- **Requirement**:
Set each entry down verbatim, omitting images.

Extracted data entries:
* * * *
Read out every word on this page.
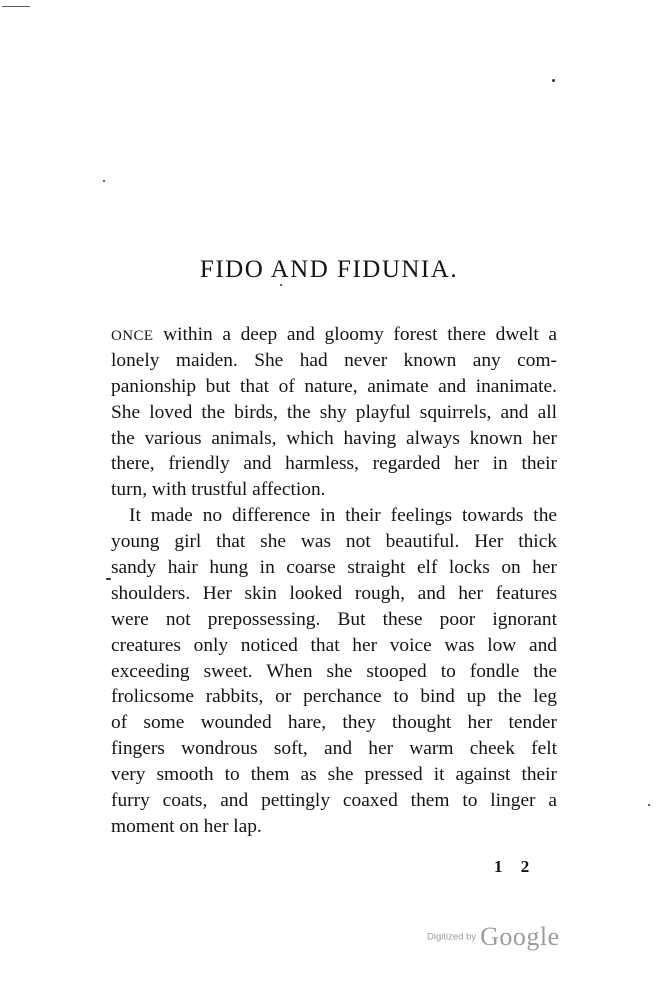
FIDO AND FIDUNIA.
ONCE within a deep and gloomy forest there dwelt a
lonely maiden. She had never known any com-
panionship but that of nature, animate and inanimate.
She loved the birds, the shy playful squirrels, and all
the various animals, which having always known her
there, friendly and harmless, regarded her in their
turn, with trustful affection.
It made no difference in their feelings towards the
young girl that she was not beautiful. Her thick
sandy hair hung in coarse straight elf locks on her
shoulders. Her skin looked rough, and her features
were not prepossessing. But these poor ignorant
creatures only noticed that her voice was low and
exceeding sweet. When she stooped to fondle the
frolicsome rabbits, or perchance to bind up the leg
of some wounded hare, they thought her tender
fingers wondrous soft, and her warm cheek felt
very smooth to them as she pressed it against their
furry coats, and pettingly coaxed them to linger a
moment on her lap.

1 2

Digitized by Google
* * * *
- **Exercise solution**:
Read out every word on this page.
FIDO AND FIDUNIA.
ONCE within a deep and gloomy forest there dwelt a
lonely maiden. She had never known any com-
panionship but that of nature, animate and inanimate.
She loved the birds, the shy playful squirrels, and all
the various animals, which having always known her
there, friendly and harmless, regarded her in their
turn, with trustful affection.
It made no difference in their feelings towards the
young girl that she was not beautiful. Her thick
sandy hair hung in coarse straight elf locks on her
shoulders. Her skin looked rough, and her features
were not prepossessing. But these poor ignorant
creatures only noticed that her voice was low and
exceeding sweet. When she stooped to fondle the
frolicsome rabbits, or perchance to bind up the leg
of some wounded hare, they thought her tender
fingers wondrous soft, and her warm cheek felt
very smooth to them as she pressed it against their
furry coats, and pettingly coaxed them to linger a
moment on her lap.

1 2

Digitized by Google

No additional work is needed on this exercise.